**Exercise objective:** Identify each line holding the string "Opera" and copy it.

START Input records

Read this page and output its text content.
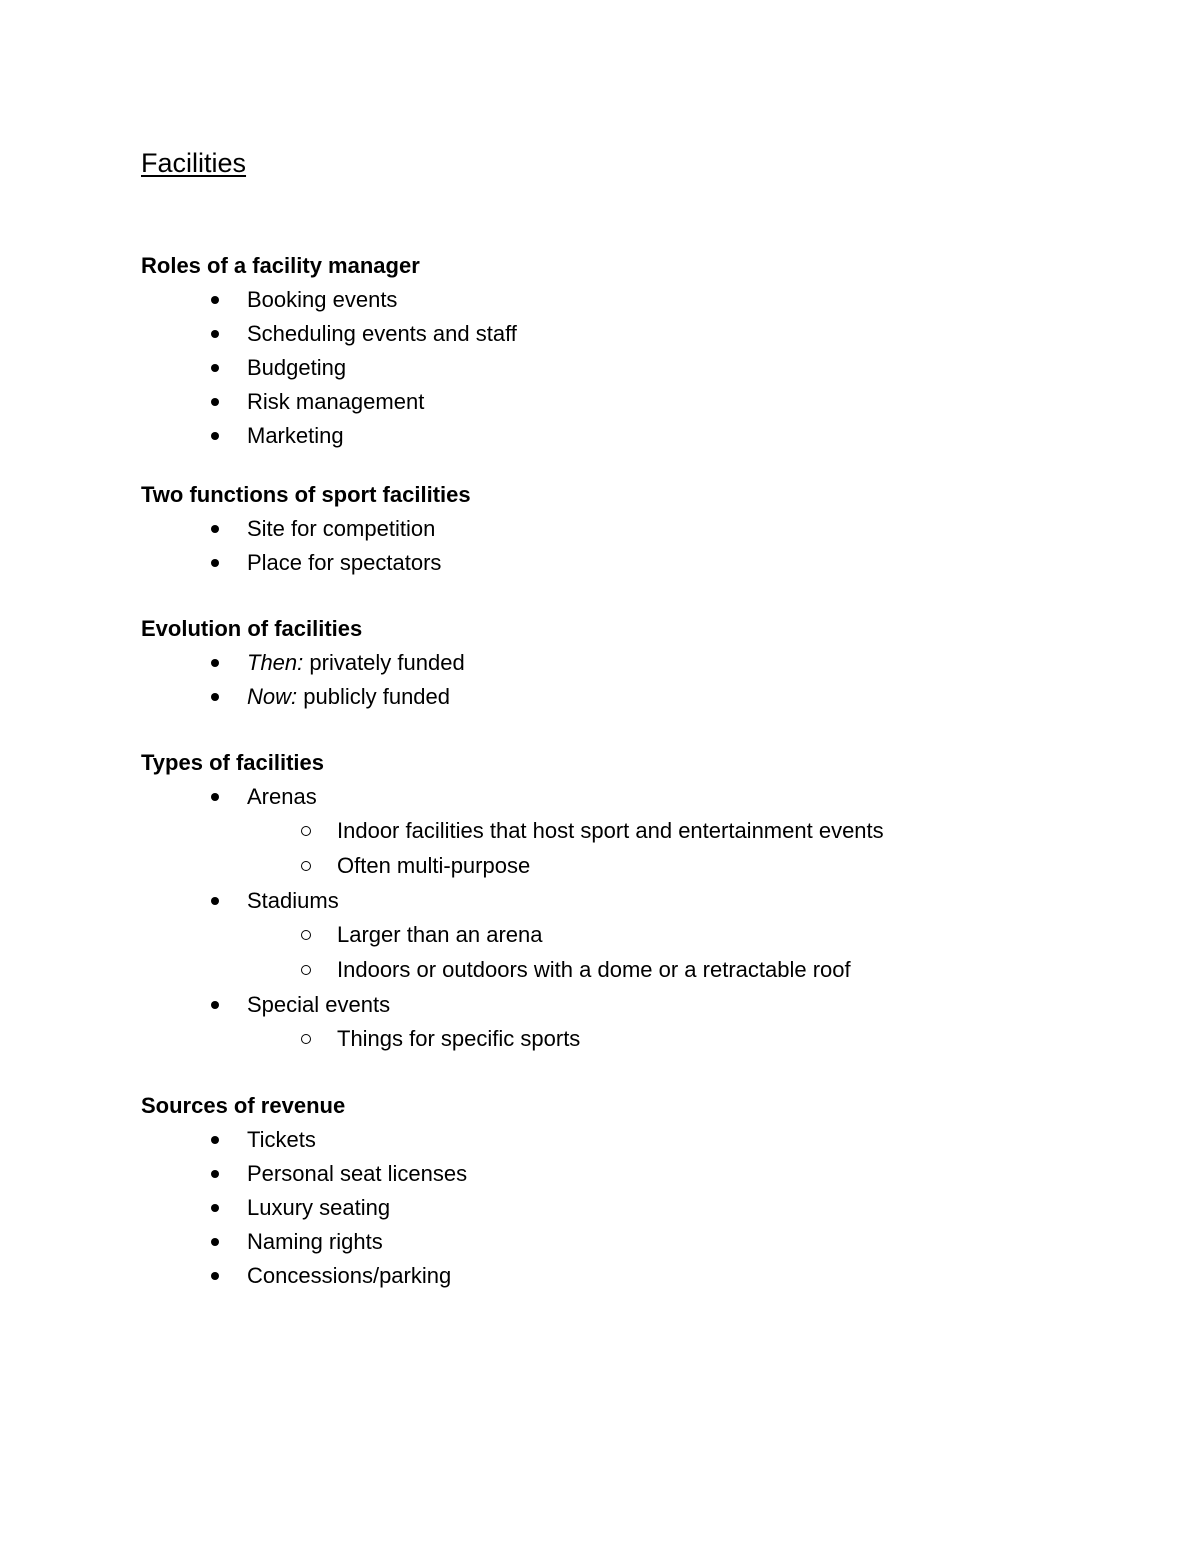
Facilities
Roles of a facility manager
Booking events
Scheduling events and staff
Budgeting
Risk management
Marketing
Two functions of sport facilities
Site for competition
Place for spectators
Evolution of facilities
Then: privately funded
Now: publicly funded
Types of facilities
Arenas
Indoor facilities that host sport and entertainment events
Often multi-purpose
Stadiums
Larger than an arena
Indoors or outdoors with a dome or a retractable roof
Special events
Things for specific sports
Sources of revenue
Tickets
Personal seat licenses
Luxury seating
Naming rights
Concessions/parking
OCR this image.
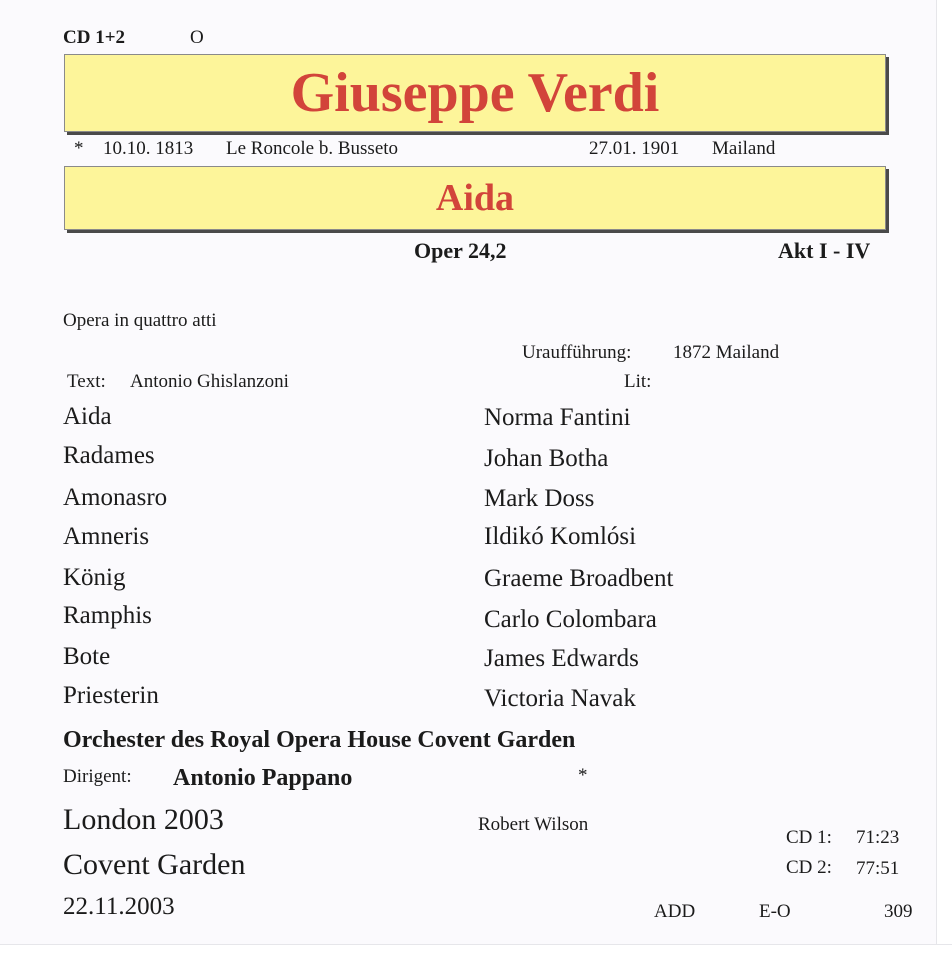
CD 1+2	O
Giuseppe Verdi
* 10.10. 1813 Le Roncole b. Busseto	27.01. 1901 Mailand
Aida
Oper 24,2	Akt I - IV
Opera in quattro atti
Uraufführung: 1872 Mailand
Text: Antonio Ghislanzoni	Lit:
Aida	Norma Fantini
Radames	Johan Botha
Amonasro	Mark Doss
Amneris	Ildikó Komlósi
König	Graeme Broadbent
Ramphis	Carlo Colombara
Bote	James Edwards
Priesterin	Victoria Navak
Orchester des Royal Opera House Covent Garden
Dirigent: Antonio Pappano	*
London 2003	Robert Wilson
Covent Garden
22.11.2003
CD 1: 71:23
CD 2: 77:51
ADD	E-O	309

END Input records
START Input records

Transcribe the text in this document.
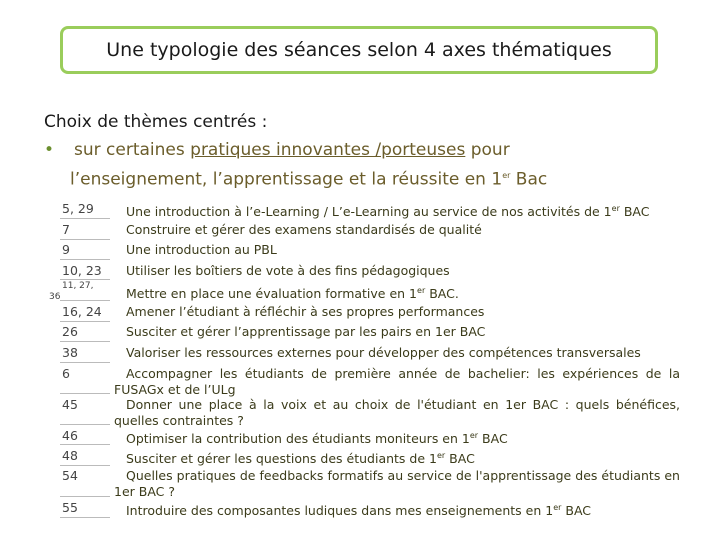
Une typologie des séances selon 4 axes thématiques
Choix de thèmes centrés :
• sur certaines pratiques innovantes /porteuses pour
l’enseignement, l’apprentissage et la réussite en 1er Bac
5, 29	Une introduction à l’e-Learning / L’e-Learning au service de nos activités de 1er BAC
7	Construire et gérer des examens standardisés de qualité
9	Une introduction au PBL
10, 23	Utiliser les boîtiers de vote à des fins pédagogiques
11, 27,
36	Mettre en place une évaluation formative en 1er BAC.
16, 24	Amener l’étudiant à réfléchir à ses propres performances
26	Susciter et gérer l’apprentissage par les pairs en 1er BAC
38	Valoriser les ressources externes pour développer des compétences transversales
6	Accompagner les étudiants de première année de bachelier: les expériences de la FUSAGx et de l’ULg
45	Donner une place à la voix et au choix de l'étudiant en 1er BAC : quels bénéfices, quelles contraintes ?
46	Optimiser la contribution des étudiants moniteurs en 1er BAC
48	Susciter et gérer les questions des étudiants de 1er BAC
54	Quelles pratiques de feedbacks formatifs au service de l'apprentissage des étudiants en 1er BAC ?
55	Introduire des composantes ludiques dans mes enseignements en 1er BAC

END Input records
START Input records

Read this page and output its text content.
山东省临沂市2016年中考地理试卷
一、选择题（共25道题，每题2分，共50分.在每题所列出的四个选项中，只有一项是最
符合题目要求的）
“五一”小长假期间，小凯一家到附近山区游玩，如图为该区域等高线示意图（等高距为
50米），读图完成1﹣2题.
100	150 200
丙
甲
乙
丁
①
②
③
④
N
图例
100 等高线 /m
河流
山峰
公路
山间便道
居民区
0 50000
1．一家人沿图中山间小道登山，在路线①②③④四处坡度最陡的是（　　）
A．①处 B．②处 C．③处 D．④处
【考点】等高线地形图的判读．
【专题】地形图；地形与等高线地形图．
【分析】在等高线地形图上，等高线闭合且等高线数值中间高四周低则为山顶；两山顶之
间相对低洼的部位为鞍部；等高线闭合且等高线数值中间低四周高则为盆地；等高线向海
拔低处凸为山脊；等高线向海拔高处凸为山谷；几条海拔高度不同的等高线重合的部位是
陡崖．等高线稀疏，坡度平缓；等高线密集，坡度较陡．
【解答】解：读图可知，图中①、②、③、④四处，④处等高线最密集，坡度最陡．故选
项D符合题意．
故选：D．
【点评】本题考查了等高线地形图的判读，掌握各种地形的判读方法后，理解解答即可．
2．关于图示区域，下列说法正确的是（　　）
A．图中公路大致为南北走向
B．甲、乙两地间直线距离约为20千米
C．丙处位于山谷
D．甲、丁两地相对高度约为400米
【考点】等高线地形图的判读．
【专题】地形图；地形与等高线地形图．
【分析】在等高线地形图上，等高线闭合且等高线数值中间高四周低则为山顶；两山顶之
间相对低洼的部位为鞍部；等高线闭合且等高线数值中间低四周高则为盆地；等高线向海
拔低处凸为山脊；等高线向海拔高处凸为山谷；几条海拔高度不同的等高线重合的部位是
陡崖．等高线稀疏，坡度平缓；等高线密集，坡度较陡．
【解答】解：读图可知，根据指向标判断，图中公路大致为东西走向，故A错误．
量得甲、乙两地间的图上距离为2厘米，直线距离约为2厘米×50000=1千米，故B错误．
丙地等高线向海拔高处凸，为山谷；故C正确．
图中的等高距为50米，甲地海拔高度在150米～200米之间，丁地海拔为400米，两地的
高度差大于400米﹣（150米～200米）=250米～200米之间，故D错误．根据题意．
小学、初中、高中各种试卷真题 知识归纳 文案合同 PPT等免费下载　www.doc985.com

END Input records

**Output below:**
Opera in quattro atti
Orchester des Royal Opera House Covent Garden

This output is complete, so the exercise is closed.